**Information shown**
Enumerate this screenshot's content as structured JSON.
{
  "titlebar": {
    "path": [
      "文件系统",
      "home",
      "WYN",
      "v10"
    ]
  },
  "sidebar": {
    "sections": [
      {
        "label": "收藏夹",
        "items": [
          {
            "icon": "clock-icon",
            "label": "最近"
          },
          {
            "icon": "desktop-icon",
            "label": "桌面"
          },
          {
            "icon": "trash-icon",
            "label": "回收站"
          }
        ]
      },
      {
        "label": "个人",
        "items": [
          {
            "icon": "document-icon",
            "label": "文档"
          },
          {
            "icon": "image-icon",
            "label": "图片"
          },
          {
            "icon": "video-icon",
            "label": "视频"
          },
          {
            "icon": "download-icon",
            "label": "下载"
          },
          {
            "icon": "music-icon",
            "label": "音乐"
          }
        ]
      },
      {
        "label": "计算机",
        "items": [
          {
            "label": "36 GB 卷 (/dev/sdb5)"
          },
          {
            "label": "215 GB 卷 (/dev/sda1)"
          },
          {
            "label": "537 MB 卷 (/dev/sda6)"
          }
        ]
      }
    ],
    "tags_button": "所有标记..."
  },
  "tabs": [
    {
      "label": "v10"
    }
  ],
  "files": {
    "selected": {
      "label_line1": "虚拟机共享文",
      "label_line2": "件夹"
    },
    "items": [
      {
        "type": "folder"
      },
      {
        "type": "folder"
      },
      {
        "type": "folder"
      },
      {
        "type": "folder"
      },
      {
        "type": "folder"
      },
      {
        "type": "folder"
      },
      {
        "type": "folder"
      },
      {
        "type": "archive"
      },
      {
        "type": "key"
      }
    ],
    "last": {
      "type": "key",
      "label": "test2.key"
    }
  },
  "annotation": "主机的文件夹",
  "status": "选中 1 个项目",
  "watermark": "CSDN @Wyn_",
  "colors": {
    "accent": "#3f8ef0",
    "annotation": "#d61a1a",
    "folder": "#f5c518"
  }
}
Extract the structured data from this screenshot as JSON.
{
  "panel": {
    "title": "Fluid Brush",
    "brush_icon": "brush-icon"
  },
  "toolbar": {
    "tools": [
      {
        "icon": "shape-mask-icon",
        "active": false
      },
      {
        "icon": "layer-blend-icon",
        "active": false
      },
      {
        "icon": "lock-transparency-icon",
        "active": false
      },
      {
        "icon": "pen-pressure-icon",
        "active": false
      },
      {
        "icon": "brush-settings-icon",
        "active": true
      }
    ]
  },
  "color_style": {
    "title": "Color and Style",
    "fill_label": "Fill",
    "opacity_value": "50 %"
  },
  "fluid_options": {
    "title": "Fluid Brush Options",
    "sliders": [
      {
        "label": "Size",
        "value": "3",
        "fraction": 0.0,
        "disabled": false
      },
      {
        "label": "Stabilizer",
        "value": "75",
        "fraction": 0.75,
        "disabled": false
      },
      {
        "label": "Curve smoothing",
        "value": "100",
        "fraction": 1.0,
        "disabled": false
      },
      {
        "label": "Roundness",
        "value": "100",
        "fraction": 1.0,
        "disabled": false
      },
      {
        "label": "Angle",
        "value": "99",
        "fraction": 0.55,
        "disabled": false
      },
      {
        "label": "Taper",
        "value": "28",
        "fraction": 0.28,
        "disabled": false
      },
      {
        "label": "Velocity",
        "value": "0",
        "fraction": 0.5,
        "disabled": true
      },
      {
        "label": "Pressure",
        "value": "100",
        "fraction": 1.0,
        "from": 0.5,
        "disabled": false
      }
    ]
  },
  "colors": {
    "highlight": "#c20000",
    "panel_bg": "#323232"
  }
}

**Task instructions**
Go through the listing above and work out how many lines contain the string "from". Reply with the number alone.

**Answer below**
2